Exercise description: Below are some records. Say how many of their lines include the string "month", giving only the number.
==== Exercise input ====
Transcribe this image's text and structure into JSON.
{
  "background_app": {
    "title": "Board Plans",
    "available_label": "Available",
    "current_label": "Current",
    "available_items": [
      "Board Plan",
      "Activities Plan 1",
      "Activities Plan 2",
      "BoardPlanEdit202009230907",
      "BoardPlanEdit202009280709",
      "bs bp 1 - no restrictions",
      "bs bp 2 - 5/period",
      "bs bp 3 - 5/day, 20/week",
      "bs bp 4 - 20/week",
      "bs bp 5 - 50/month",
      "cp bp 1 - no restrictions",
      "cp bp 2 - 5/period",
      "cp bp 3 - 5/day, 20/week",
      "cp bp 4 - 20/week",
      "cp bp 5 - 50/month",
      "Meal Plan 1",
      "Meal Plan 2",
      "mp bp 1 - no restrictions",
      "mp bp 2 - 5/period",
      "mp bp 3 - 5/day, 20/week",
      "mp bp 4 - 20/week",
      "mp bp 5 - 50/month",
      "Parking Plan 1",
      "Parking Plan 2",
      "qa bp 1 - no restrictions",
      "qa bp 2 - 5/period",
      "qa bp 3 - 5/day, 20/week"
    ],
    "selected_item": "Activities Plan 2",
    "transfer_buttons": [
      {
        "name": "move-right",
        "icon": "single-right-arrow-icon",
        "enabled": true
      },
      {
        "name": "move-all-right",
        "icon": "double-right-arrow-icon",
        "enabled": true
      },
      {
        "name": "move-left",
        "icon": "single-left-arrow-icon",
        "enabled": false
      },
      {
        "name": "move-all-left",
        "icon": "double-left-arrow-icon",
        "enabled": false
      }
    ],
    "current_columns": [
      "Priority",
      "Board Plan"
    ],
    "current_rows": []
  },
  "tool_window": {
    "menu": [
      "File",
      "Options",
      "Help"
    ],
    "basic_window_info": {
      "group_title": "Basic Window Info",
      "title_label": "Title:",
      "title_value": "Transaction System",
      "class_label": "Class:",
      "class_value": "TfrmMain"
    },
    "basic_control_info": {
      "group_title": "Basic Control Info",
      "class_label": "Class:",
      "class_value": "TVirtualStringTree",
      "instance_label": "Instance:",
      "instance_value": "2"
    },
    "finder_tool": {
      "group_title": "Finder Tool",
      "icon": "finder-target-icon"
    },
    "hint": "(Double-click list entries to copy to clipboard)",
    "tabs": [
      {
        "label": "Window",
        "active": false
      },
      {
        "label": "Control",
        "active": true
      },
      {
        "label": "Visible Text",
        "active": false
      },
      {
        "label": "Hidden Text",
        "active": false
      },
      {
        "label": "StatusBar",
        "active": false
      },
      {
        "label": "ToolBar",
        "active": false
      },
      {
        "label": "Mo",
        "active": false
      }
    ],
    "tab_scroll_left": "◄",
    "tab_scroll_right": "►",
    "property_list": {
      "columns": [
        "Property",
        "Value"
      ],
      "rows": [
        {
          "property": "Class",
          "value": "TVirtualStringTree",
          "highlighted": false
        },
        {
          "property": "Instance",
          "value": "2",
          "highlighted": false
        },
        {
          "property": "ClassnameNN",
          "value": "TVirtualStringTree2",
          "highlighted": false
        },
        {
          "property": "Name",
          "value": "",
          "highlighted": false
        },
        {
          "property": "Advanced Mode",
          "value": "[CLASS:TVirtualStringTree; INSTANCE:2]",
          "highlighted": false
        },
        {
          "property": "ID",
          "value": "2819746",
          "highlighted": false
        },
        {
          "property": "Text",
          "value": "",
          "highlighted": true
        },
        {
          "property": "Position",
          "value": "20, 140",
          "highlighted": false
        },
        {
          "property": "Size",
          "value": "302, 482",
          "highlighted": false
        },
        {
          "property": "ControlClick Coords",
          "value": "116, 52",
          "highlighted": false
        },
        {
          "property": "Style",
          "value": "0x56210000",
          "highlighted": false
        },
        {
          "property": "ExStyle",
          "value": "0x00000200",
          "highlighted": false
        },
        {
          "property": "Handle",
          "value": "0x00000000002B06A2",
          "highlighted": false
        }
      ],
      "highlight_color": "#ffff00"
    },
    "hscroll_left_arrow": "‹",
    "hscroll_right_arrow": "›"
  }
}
====
The solution: 3